Retype the lines exactly, starting at the line that contains "- top-navbar: 浦东新区人才服务中心受理《上海市居住证》积分材料上传系统" and ending at the line that contains "- nav-mine-menu[interactable]: 我的: [1086, 0, 1127, 42]", with both of those lines included.

» **Material provided**
--------------------

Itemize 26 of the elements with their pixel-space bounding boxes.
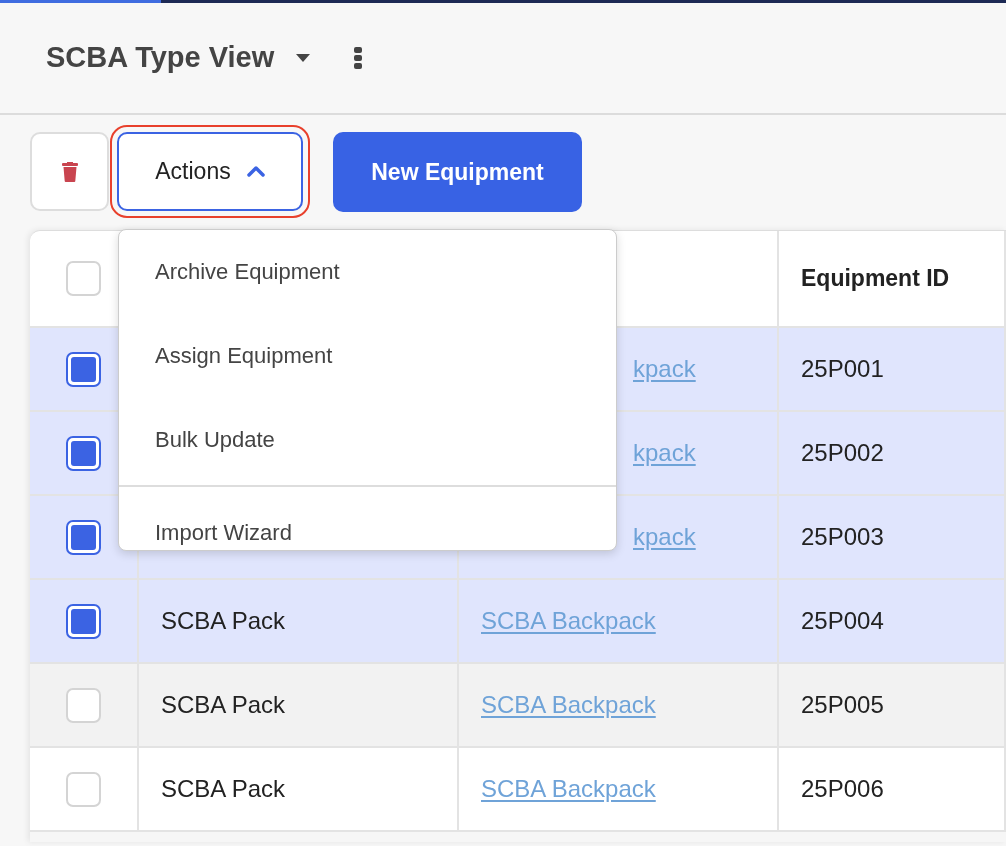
menu-item[interactable]: Bulk Update bbox=[119, 416, 616, 463]
checkbox[interactable] bbox=[66, 519, 101, 555]
delete-button[interactable] bbox=[30, 132, 109, 211]
table-cell-text: 25P002 bbox=[801, 438, 884, 468]
table-cell-text: SCBA Pack bbox=[161, 774, 286, 804]
menu-item[interactable]: Archive Equipment bbox=[119, 248, 616, 295]
trash-icon bbox=[61, 161, 78, 182]
column-header[interactable]: Equipment ID bbox=[801, 261, 950, 296]
checkbox[interactable] bbox=[66, 351, 101, 387]
table-cell-text: 25P001 bbox=[801, 354, 884, 384]
menu-item[interactable]: Assign Equipment bbox=[119, 332, 616, 379]
menu-item[interactable]: Import Wizard bbox=[119, 509, 616, 556]
table-cell-text: SCBA Pack bbox=[161, 606, 286, 636]
table-row[interactable]: SCBA Pack SCBA Backpack 25P004 bbox=[30, 580, 1006, 664]
table-cell-text: SCBA Pack bbox=[161, 690, 286, 720]
table-cell-text: 25P003 bbox=[801, 522, 884, 552]
view-title: SCBA Type View bbox=[46, 40, 275, 76]
caret-icon[interactable] bbox=[296, 54, 311, 62]
chevron-up-icon bbox=[246, 166, 265, 177]
table-cell-text: 25P005 bbox=[801, 690, 884, 720]
new-equipment-button[interactable]: New Equipment bbox=[333, 132, 582, 212]
more-icon[interactable] bbox=[354, 47, 363, 69]
table-cell-text: 25P006 bbox=[801, 774, 884, 804]
table-cell-text: 25P004 bbox=[801, 606, 884, 636]
checkbox[interactable] bbox=[66, 435, 101, 471]
checkbox[interactable] bbox=[66, 603, 101, 639]
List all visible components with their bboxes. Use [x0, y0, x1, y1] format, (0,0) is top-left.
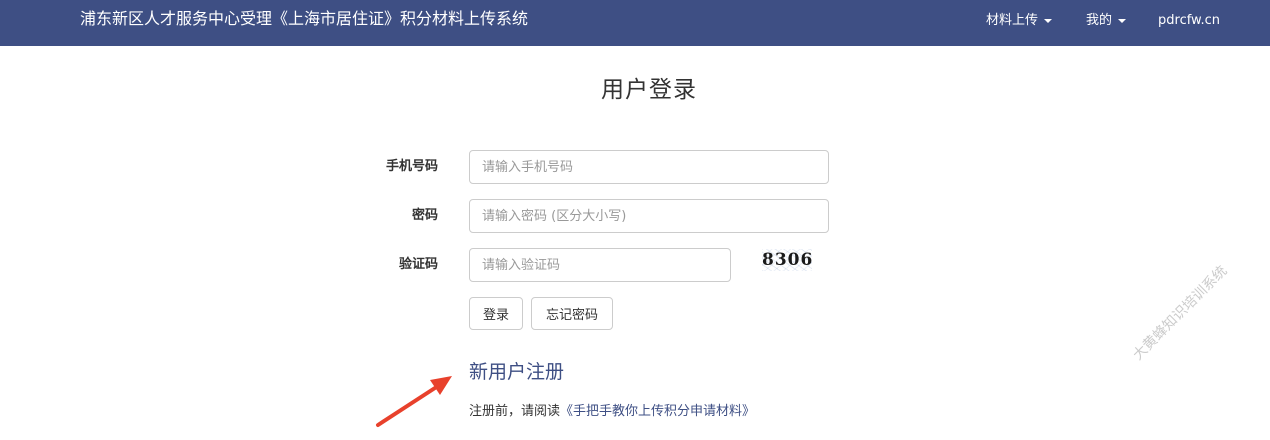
- top-navbar: 浦东新区人才服务中心受理《上海市居住证》积分材料上传系统 材料上传 我的 pdr…: [0, 0, 1270, 46]
- caret-down-icon: [1118, 18, 1127, 23]
- site-title[interactable]: 浦东新区人才服务中心受理《上海市居住证》积分材料上传系统: [80, 0, 528, 40]
- phone-label: 手机号码: [385, 159, 438, 174]
- captcha-label: 验证码: [398, 257, 438, 272]
- phone-input[interactable]: [469, 150, 829, 184]
- nav-site-link[interactable]: pdrcfw.cn: [1158, 0, 1220, 42]
- page-title: 用户登录: [601, 77, 697, 103]
- notice-prefix: 注册前，请阅读: [469, 404, 561, 419]
- nav-materials-upload-label: 材料上传: [986, 13, 1039, 28]
- captcha-input[interactable]: [469, 248, 731, 282]
- caret-down-icon: [1044, 18, 1053, 23]
- nav-mine-menu[interactable]: 我的: [1086, 0, 1127, 42]
- forgot-password-button[interactable]: 忘记密码: [531, 297, 613, 330]
- login-button[interactable]: 登录: [469, 297, 523, 330]
- nav-materials-upload-menu[interactable]: 材料上传: [986, 0, 1053, 42]
- watermark: 大黄蜂知识培训系统: [1130, 263, 1231, 364]
- nav-mine-label: 我的: [1086, 13, 1113, 28]
- red-arrow-icon: [376, 376, 452, 427]
- password-input[interactable]: [469, 199, 829, 233]
- password-label: 密码: [411, 208, 438, 223]
- captcha-image[interactable]: 8306: [762, 249, 812, 271]
- new-user-register-link[interactable]: 新用户注册: [469, 357, 564, 384]
- upload-guide-link[interactable]: 《手把手教你上传积分申请材料》: [560, 404, 755, 419]
- register-notice: 注册前，请阅读《手把手教你上传积分申请材料》: [469, 400, 755, 419]
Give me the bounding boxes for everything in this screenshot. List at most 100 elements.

--------------------

» **The solution**
- top-navbar: 浦东新区人才服务中心受理《上海市居住证》积分材料上传系统 材料上传 我的 pdr…: [0, 0, 1270, 46]
- caret-down-icon: [1118, 18, 1127, 23]
- site-title[interactable]: 浦东新区人才服务中心受理《上海市居住证》积分材料上传系统: [80, 0, 528, 40]
- phone-label: 手机号码: [385, 159, 438, 174]
- captcha-label: 验证码: [398, 257, 438, 272]
- phone-input[interactable]: [469, 150, 829, 184]
- nav-site-link[interactable]: pdrcfw.cn: [1158, 0, 1220, 42]
- page-title: 用户登录: [601, 77, 697, 103]
- notice-prefix: 注册前，请阅读: [469, 404, 561, 419]
- nav-materials-upload-label: 材料上传: [986, 13, 1039, 28]
- captcha-input[interactable]: [469, 248, 731, 282]
- caret-down-icon: [1044, 18, 1053, 23]
- nav-mine-menu[interactable]: 我的: [1086, 0, 1127, 42]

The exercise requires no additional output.